(Items listed in a dataset)
━━━

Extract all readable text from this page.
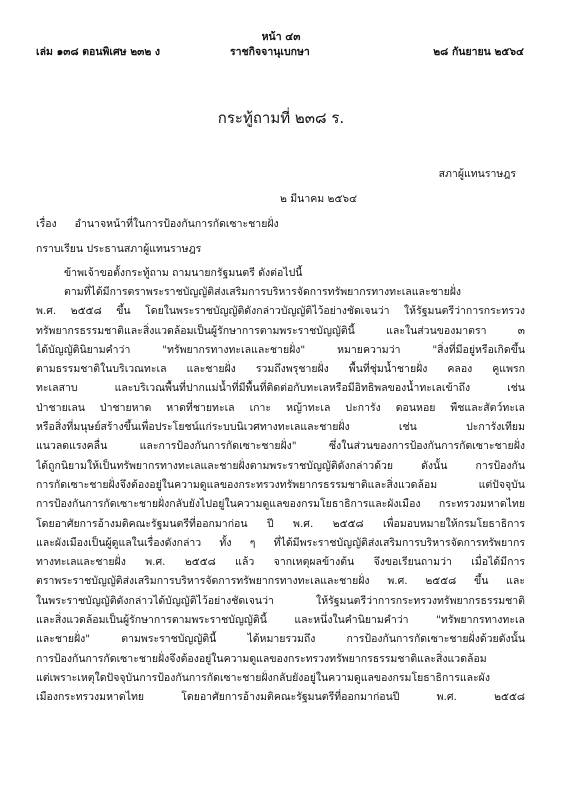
หน้า ๔๓
เล่ม ๑๓๘ ตอนพิเศษ ๒๓๒ ง	ราชกิจจานุเบกษา	๒๘ กันยายน ๒๕๖๔
กระทู้ถามที่ ๒๓๘ ร.
สภาผู้แทนราษฎร
๒ มีนาคม ๒๕๖๔
เรื่อง อำนาจหน้าที่ในการป้องกันการกัดเซาะชายฝั่ง
กราบเรียน ประธานสภาผู้แทนราษฎร
ข้าพเจ้าขอตั้งกระทู้ถาม ถามนายกรัฐมนตรี ดังต่อไปนี้
ตามที่ได้มีการตราพระราชบัญญัติส่งเสริมการบริหารจัดการทรัพยากรทางทะเลและชายฝั่ง
พ.ศ. ๒๕๕๘ ขึ้น โดยในพระราชบัญญัติดังกล่าวบัญญัติไว้อย่างชัดเจนว่า ให้รัฐมนตรีว่าการกระทรวง
ทรัพยากรธรรมชาติและสิ่งแวดล้อมเป็นผู้รักษาการตามพระราชบัญญัตินี้ และในส่วนของมาตรา ๓
ได้บัญญัตินิยามคำว่า "ทรัพยากรทางทะเลและชายฝั่ง" หมายความว่า "สิ่งที่มีอยู่หรือเกิดขึ้น
ตามธรรมชาติในบริเวณทะเล และชายฝั่ง รวมถึงพรุชายฝั่ง พื้นที่ชุ่มน้ำชายฝั่ง คลอง คูแพรก
ทะเลสาบ และบริเวณพื้นที่ปากแม่น้ำที่มีพื้นที่ติดต่อกับทะเลหรือมีอิทธิพลของน้ำทะเลเข้าถึง เช่น
ป่าชายเลน ป่าชายหาด หาดที่ชายทะเล เกาะ หญ้าทะเล ปะการัง ดอนหอย พืชและสัตว์ทะเล
หรือสิ่งที่มนุษย์สร้างขึ้นเพื่อประโยชน์แก่ระบบนิเวศทางทะเลและชายฝั่ง เช่น ปะการังเทียม
แนวลดแรงคลื่น และการป้องกันการกัดเซาะชายฝั่ง" ซึ่งในส่วนของการป้องกันการกัดเซาะชายฝั่ง
ได้ถูกนิยามให้เป็นทรัพยากรทางทะเลและชายฝั่งตามพระราชบัญญัติดังกล่าวด้วย ดังนั้น การป้องกัน
การกัดเซาะชายฝั่งจึงต้องอยู่ในความดูแลของกระทรวงทรัพยากรธรรมชาติและสิ่งแวดล้อม แต่ปัจจุบัน
การป้องกันการกัดเซาะชายฝั่งกลับยังไปอยู่ในความดูแลของกรมโยธาธิการและผังเมือง กระทรวงมหาดไทย
โดยอาศัยการอ้างมติคณะรัฐมนตรีที่ออกมาก่อน ปี พ.ศ. ๒๕๕๘ เพื่อมอบหมายให้กรมโยธาธิการ
และผังเมืองเป็นผู้ดูแลในเรื่องดังกล่าว ทั้ง ๆ ที่ได้มีพระราชบัญญัติส่งเสริมการบริหารจัดการทรัพยากร
ทางทะเลและชายฝั่ง พ.ศ. ๒๕๕๘ แล้ว จากเหตุผลข้างต้น จึงขอเรียนถามว่า เมื่อได้มีการ
ตราพระราชบัญญัติส่งเสริมการบริหารจัดการทรัพยากรทางทะเลและชายฝั่ง พ.ศ. ๒๕๕๘ ขึ้น และ
ในพระราชบัญญัติดังกล่าวได้บัญญัติไว้อย่างชัดเจนว่า ให้รัฐมนตรีว่าการกระทรวงทรัพยากรธรรมชาติ
และสิ่งแวดล้อมเป็นผู้รักษาการตามพระราชบัญญัตินี้ และหนึ่งในคำนิยามคำว่า "ทรัพยากรทางทะเล
และชายฝั่ง" ตามพระราชบัญญัตินี้ ได้หมายรวมถึง การป้องกันการกัดเซาะชายฝั่งด้วยดังนั้น
การป้องกันการกัดเซาะชายฝั่งจึงต้องอยู่ในความดูแลของกระทรวงทรัพยากรธรรมชาติและสิ่งแวดล้อม
แต่เพราะเหตุใดปัจจุบันการป้องกันการกัดเซาะชายฝั่งกลับยังอยู่ในความดูแลของกรมโยธาธิการและผัง
เมืองกระทรวงมหาดไทย โดยอาศัยการอ้างมติคณะรัฐมนตรีที่ออกมาก่อนปี พ.ศ. ๒๕๕๘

━━━

◆ GIVEN REQUEST ◆
What is the number of lines in the listing above that contain the string "แลของกระทรวงทร"? Give only the number.

◆ EXERCISE RESULT ◆
2